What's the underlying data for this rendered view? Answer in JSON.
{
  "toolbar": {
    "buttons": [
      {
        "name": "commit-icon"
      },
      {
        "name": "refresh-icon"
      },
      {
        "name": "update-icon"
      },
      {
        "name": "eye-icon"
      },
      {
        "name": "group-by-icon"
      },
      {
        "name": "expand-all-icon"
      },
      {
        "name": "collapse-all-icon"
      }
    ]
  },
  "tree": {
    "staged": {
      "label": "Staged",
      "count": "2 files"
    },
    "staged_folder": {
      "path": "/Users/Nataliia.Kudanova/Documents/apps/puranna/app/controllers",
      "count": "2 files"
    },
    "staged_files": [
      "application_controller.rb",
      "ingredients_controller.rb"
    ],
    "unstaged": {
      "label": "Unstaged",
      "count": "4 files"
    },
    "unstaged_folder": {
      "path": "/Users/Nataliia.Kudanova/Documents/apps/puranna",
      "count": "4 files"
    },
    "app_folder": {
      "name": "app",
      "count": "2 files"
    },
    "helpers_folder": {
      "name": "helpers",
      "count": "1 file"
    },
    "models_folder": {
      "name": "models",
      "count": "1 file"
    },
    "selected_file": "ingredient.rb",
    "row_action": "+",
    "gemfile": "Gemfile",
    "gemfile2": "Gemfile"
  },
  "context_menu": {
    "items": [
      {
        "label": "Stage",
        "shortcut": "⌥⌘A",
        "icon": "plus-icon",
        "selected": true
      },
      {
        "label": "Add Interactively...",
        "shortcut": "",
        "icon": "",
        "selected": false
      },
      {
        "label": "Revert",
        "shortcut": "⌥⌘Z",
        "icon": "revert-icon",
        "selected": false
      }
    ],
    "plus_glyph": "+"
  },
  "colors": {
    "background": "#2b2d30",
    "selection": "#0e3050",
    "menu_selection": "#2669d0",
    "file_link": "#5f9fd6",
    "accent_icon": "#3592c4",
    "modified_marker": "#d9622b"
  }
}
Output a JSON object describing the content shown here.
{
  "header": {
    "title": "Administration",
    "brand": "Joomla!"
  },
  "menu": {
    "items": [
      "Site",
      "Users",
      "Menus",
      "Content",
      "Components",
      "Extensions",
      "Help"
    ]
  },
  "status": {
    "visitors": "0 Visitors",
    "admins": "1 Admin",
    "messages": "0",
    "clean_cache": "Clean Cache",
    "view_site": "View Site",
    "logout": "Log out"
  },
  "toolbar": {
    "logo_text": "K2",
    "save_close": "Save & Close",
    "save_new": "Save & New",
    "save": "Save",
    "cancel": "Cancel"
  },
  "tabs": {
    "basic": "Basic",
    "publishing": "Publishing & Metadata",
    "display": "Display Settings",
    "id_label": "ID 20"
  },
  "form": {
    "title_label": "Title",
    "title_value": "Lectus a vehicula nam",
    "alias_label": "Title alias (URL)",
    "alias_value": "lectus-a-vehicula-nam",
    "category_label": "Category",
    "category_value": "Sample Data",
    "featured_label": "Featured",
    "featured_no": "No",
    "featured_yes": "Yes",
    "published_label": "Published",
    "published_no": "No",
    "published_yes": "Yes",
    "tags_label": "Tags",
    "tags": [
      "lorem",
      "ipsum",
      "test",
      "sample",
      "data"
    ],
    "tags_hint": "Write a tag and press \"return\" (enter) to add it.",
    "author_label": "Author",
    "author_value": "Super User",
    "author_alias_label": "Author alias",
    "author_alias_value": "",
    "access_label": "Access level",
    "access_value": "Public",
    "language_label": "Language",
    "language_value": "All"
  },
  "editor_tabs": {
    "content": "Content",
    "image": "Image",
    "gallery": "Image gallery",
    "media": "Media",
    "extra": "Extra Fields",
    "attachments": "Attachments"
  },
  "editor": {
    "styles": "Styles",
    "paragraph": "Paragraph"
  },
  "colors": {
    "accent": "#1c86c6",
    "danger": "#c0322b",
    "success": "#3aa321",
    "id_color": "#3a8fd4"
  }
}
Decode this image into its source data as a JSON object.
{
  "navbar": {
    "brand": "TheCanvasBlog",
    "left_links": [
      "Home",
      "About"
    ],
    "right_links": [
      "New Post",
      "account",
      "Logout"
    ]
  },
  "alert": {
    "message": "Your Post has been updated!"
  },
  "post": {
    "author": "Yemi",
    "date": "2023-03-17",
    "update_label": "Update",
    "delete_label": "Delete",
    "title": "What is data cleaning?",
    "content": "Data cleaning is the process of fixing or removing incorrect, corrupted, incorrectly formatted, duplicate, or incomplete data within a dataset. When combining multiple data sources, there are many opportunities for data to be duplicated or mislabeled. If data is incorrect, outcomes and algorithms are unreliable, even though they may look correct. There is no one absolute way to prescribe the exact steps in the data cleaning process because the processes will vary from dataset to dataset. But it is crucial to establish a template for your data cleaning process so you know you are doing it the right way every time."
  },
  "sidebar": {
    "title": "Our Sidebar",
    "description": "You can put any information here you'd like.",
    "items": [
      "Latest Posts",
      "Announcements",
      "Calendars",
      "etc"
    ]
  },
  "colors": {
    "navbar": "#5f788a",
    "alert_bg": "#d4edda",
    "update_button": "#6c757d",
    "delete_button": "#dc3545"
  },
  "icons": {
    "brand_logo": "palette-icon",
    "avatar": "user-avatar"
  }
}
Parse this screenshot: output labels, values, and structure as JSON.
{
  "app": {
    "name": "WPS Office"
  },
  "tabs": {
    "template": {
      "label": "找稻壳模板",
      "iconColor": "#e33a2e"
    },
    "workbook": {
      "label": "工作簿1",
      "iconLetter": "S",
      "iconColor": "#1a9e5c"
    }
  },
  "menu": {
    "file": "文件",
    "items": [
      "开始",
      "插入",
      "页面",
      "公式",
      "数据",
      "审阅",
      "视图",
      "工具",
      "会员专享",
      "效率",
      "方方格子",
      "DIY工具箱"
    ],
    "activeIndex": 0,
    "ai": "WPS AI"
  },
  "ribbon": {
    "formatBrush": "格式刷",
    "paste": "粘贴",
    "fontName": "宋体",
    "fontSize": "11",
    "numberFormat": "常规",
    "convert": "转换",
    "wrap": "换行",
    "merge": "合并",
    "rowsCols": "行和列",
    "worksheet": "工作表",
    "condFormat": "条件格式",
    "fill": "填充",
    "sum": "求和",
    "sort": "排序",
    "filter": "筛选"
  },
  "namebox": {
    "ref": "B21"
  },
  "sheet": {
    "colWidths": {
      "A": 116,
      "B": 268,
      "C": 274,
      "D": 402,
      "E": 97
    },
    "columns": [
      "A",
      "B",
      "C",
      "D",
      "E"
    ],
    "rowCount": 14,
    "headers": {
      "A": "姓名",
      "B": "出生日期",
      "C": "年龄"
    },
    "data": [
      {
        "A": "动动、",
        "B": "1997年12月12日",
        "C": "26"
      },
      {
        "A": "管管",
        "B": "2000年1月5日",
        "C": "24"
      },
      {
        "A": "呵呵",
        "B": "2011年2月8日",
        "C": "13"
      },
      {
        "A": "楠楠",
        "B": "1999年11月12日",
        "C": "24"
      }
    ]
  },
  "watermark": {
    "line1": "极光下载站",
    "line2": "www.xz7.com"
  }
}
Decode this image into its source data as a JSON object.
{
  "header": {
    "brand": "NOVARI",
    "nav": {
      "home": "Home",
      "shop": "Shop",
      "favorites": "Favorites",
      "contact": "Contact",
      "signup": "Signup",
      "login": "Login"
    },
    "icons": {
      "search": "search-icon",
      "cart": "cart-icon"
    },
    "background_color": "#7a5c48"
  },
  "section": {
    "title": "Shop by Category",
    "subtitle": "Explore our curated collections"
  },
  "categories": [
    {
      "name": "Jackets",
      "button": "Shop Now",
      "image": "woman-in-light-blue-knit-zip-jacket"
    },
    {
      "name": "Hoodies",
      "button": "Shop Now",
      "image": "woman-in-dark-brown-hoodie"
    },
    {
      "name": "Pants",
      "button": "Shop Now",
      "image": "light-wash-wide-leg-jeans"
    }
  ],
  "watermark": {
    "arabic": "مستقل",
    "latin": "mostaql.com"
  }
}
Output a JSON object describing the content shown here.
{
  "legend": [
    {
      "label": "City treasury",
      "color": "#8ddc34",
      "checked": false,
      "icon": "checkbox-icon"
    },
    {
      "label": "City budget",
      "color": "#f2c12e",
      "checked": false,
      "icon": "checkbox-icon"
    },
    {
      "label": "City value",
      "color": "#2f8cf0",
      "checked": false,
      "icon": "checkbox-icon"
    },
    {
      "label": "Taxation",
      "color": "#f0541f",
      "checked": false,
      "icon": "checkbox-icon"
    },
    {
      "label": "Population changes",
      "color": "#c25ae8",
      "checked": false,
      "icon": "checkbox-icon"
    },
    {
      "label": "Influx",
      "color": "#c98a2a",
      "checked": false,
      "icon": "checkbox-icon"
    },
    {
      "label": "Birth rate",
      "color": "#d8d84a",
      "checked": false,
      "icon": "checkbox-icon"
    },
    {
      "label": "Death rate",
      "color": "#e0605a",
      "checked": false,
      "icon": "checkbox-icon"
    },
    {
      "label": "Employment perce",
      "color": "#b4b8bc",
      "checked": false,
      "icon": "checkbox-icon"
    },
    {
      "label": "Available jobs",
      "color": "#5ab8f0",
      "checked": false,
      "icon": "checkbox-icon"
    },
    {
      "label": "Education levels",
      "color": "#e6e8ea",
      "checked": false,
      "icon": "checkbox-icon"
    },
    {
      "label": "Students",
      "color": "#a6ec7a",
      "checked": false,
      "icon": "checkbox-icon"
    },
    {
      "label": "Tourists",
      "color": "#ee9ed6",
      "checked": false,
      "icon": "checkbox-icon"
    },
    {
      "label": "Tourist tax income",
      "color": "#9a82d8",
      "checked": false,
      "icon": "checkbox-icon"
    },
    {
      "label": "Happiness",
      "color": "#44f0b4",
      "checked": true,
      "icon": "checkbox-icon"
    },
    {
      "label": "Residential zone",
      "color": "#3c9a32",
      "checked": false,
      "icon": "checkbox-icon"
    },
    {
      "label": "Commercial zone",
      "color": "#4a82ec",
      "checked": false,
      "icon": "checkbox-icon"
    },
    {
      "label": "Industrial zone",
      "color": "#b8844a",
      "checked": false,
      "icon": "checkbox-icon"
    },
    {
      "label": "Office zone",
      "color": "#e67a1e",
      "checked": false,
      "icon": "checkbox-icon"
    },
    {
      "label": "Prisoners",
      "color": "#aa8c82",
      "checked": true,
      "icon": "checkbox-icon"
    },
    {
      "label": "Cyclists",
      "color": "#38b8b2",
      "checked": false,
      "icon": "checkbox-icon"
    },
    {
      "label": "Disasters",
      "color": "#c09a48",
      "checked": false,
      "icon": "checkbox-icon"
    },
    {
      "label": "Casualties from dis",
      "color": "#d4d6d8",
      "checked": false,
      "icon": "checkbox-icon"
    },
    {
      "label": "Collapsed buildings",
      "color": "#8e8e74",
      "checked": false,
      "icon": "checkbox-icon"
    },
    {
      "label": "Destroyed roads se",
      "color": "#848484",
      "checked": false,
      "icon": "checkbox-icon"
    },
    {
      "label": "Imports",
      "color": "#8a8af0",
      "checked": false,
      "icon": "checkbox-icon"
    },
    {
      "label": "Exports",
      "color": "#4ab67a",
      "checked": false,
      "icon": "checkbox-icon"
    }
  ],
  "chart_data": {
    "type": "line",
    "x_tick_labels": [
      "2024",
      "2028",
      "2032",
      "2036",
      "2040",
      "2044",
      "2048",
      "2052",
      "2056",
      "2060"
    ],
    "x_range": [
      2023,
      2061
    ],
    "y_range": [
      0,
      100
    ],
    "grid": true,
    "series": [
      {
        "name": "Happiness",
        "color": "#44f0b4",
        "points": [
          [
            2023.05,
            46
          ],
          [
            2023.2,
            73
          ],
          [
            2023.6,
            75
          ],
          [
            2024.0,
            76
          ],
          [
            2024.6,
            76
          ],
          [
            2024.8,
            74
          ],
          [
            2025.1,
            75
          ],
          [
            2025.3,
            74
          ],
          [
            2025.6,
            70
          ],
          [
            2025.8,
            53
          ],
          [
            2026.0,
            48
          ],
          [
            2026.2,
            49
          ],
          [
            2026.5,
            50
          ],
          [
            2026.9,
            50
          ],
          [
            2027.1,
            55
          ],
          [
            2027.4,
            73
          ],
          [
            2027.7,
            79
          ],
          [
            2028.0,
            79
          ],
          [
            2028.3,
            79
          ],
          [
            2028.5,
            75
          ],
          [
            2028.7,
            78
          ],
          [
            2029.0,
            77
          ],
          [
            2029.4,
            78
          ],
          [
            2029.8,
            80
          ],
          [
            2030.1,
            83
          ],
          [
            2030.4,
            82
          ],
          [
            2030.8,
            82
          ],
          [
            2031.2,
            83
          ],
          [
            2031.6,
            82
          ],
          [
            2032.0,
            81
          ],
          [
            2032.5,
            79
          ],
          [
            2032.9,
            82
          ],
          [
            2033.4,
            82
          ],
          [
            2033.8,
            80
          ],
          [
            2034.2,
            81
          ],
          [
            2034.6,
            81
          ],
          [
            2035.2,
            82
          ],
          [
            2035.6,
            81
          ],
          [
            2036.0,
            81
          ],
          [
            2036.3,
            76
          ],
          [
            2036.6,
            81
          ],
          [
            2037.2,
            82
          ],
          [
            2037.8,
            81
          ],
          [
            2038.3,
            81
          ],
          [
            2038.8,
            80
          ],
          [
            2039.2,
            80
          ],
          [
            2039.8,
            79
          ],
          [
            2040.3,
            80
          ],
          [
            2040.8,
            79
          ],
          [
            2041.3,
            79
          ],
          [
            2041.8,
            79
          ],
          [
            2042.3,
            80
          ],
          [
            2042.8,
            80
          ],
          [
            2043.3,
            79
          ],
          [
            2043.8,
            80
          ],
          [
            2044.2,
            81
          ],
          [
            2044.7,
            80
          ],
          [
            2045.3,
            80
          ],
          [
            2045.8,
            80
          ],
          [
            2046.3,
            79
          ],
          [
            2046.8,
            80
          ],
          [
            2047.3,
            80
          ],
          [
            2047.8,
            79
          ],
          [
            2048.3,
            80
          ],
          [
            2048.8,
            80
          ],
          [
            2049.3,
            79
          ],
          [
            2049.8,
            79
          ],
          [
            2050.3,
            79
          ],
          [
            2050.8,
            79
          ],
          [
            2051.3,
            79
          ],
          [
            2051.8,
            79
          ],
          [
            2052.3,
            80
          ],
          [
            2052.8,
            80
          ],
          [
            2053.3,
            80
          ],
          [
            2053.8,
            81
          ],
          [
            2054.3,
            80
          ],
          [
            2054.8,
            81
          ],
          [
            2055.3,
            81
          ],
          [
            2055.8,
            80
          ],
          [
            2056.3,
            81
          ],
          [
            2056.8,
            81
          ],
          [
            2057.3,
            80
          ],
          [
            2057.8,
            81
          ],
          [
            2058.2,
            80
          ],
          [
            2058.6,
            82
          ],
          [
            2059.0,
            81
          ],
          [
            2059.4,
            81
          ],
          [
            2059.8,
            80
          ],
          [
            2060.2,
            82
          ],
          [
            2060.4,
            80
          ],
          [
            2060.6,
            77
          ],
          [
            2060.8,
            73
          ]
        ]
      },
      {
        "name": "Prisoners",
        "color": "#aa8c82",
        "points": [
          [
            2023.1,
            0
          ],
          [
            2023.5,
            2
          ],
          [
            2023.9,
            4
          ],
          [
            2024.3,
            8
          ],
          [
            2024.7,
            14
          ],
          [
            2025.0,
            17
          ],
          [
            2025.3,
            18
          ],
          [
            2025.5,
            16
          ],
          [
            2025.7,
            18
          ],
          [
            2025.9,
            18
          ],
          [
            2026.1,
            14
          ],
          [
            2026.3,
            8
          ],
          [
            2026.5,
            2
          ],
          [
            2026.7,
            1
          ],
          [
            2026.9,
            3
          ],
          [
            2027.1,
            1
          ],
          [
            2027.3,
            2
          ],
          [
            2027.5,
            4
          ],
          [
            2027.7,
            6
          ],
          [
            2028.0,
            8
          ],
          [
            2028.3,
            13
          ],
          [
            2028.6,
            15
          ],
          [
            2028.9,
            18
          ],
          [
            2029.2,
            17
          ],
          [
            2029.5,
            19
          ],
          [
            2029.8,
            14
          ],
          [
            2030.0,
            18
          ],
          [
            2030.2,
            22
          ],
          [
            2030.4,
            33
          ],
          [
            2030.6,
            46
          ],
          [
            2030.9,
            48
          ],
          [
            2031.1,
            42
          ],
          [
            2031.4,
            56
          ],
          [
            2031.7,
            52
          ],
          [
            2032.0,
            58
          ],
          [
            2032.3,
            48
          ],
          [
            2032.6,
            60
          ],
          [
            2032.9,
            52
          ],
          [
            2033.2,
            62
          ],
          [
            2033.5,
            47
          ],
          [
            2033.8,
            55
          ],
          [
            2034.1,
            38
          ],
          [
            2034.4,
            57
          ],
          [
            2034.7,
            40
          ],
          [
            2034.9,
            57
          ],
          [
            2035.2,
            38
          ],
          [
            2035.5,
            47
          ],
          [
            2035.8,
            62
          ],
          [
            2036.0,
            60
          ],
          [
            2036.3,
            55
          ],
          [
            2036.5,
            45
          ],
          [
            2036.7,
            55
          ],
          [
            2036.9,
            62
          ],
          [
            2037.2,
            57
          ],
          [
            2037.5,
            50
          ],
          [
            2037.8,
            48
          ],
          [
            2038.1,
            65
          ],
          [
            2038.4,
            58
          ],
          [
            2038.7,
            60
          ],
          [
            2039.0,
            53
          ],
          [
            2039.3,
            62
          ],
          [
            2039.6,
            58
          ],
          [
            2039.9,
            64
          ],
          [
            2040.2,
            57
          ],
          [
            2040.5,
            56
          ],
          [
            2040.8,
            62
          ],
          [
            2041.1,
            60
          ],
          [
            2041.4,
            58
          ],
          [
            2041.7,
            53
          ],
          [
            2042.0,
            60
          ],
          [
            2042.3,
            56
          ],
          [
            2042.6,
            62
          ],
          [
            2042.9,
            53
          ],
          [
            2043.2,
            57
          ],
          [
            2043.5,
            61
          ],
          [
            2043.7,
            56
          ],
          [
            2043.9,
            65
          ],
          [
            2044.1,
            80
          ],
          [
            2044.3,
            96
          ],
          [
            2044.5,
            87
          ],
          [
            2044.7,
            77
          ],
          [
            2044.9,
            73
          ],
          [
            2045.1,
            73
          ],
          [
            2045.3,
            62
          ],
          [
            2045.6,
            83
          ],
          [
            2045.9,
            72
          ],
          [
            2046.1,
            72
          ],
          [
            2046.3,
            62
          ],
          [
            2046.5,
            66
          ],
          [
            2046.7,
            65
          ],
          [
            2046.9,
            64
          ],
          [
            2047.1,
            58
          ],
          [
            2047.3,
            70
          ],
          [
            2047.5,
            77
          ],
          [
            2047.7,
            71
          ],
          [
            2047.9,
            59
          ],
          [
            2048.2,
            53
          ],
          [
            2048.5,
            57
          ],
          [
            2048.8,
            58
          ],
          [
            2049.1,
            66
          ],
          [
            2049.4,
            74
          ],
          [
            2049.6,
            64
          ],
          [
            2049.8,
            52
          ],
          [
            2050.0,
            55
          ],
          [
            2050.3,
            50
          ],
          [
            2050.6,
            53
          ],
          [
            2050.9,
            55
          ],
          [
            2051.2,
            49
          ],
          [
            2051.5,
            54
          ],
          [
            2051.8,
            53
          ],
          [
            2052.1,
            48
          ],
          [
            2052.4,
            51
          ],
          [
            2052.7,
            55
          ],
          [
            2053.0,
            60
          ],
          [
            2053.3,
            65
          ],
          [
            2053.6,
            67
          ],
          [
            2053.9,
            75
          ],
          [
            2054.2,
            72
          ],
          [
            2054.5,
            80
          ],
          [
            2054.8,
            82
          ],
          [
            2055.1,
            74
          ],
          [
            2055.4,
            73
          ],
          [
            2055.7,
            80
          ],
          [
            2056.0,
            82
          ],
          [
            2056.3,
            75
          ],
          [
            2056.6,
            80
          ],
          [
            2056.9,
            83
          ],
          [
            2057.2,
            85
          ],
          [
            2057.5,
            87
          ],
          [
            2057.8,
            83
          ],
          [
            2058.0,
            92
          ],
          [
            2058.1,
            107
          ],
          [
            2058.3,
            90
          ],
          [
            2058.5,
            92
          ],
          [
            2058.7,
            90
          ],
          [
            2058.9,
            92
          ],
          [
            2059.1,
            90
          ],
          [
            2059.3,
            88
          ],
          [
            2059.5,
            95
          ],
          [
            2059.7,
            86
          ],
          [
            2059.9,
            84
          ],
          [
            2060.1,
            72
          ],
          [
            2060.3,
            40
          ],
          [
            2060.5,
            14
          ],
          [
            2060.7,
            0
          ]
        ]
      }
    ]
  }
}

· · · ·

» **Exercise**
Pull every line containing the word "path" out of the material and copy it.

» **Finished task**
      "path": "/Users/Nataliia.Kudanova/Documents/apps/puranna/app/controllers",
      "path": "/Users/Nataliia.Kudanova/Documents/apps/puranna",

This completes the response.